[Fragmento seleccionado]

Los personajes serían demasiado planos y sencillos de no ser por el plantel actoral donde alternan caras en ese entonces desconocidas, con niños debutantes, y grandes como Philippe Torreton (La mejor actuación de su carrera junto con Monsieur Napoleón) y la veterana Françoise Bette quien brinda momentos sinceros como cuando asegura al director que no es maestra ni siquiera por aspirar que lleguen a la preparatoria, si no por los sentimientos de los niños y lo que pueden disfrutar juntos.
Dentro de la realización, el trazo escénico es muy importante, de verdad que para hacer un trabajo con diálogos que se sienten tan naturales en planos secuencia que va de una conversación a otra sin cortar, con una gran cantidad de actores y no actores hay que tener un gran conocimiento del espacio —real y cinematográfico— en el que se filma. Igual de respetable es el trabajo de edición, pues esos planos secuencia rodados con cámara en mano donde los profesores se desplazan en un salón lleno de niños trabajando están tan bien trabajados que sin duda saber dónde cortar sin romper la continuidad debe verse como una virtud, como la unión que termina de consolidar ese gran bocado de realidad que Tavernier nos está dando.
Al igual que el tono gris y gélido de las imágenes —a excepción de una parte muy colorida en el tramo final— la música compuesta por el jazzista Louis Sclavis no es menos profunda y melancólica, con una banda de viento muy típica de la región, repitiendo un leit motiv que transmite la sensación de soledad del personaje y en su momento la de solidaridad ante los hechos difíciles y las pocas alegrías que se tienen.

[/Fragmento seleccionado]
[Contenido del listado]

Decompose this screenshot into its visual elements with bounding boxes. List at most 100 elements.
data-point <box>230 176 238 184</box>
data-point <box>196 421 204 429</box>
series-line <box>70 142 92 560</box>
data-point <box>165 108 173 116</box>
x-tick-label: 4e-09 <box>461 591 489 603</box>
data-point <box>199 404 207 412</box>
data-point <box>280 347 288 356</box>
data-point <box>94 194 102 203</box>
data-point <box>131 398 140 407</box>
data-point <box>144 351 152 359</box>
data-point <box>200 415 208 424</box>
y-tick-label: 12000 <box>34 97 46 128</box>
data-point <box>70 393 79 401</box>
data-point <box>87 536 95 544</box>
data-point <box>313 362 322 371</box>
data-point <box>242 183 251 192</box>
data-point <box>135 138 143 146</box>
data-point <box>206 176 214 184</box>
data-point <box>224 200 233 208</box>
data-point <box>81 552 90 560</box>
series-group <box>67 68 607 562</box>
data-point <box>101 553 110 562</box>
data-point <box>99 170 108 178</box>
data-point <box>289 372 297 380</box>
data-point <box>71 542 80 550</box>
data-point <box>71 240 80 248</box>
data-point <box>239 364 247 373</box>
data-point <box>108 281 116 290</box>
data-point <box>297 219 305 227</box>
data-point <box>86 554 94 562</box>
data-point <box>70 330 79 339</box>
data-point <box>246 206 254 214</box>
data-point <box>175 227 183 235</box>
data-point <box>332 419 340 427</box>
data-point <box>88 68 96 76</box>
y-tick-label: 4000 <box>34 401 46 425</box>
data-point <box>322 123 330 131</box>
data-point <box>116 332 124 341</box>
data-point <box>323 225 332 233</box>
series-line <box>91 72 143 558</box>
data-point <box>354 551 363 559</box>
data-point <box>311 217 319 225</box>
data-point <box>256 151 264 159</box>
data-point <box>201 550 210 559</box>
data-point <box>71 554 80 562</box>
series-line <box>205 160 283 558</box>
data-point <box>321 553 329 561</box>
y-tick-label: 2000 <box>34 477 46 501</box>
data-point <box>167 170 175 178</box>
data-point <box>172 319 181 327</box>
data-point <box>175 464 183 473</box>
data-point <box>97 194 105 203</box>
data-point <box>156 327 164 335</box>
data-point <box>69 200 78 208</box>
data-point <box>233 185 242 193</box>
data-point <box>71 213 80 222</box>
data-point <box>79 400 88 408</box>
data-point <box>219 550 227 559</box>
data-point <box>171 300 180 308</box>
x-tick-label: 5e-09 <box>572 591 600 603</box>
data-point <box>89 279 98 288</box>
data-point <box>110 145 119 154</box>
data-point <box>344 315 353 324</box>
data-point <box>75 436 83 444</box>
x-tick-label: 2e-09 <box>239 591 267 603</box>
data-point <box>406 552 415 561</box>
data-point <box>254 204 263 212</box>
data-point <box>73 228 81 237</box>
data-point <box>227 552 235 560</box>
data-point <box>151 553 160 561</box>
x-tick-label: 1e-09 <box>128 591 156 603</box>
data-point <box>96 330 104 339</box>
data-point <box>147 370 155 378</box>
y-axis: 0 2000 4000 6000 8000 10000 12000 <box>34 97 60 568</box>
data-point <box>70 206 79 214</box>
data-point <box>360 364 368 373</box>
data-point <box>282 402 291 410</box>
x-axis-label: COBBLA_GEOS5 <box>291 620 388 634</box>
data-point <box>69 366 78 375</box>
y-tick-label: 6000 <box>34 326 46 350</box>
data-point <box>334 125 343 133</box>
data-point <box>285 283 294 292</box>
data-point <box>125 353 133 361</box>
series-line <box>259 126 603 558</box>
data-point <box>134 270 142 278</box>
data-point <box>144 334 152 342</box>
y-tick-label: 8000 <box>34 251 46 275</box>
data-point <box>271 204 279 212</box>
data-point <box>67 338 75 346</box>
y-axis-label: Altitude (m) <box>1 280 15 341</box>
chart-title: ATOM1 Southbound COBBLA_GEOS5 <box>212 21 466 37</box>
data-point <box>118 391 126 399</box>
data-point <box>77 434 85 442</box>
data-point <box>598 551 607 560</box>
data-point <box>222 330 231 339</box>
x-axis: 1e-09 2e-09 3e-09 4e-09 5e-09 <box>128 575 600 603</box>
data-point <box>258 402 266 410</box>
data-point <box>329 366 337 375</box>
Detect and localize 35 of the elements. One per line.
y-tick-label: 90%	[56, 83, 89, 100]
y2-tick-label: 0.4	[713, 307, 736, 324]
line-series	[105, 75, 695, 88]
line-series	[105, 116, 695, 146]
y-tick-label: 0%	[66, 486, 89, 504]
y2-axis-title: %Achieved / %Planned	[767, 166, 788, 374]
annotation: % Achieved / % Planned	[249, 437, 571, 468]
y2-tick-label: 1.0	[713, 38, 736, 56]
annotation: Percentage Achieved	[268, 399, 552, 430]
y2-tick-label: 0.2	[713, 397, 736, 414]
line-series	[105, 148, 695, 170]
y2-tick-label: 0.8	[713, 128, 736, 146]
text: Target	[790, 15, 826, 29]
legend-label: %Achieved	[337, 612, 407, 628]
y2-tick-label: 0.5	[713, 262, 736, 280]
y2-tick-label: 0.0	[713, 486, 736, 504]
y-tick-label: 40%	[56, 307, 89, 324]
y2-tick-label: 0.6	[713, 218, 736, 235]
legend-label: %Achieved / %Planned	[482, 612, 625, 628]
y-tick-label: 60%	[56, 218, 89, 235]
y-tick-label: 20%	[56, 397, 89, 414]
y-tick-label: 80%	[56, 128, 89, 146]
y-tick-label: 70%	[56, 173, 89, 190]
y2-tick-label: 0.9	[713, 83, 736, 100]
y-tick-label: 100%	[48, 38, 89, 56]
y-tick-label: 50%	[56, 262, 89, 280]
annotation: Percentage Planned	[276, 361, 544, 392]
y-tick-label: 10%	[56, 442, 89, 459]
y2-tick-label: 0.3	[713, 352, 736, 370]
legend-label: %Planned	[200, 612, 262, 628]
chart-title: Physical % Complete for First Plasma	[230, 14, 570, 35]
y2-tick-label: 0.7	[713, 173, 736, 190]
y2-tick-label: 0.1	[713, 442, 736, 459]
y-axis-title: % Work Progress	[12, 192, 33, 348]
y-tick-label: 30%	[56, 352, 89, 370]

[/Contenido del listado]

> Tarea 1: Cambia "veterana" por "experimentada" y vuelve a escribir el fragmento, empezando en "Los personajes serían" y siguiendo hasta "pueden disfrutar juntos.".
> Tarea 2:
Responde con base en el fragmento:
(a) ¿Quién compuso la música?
(b) ¿Junto con qué título menciona el fragmento la mejor actuación de la carrera de Philippe Torreton?
(c) ¿Cómo se describe el tono de las imágenes?
Para resolver lo que se pide, basta con el fragmento; el listado no hace falta.

> Resultado 1:
Los personajes serían demasiado planos y sencillos de no ser por el plantel actoral donde alternan caras en ese entonces desconocidas, con niños debutantes, y grandes como Philippe Torreton (La mejor actuación de su carrera junto con Monsieur Napoleón) y la experimentada Françoise Bette quien brinda momentos sinceros como cuando asegura al director que no es maestra ni siquiera por aspirar que lleguen a la preparatoria, si no por los sentimientos de los niños y lo que pueden disfrutar juntos.

> Resultado 2:
(a) El jazzista Louis Sclavis.
(b) Junto con Monsieur Napoleón.
(c) Gris y gélido, salvo una parte muy colorida en el tramo final.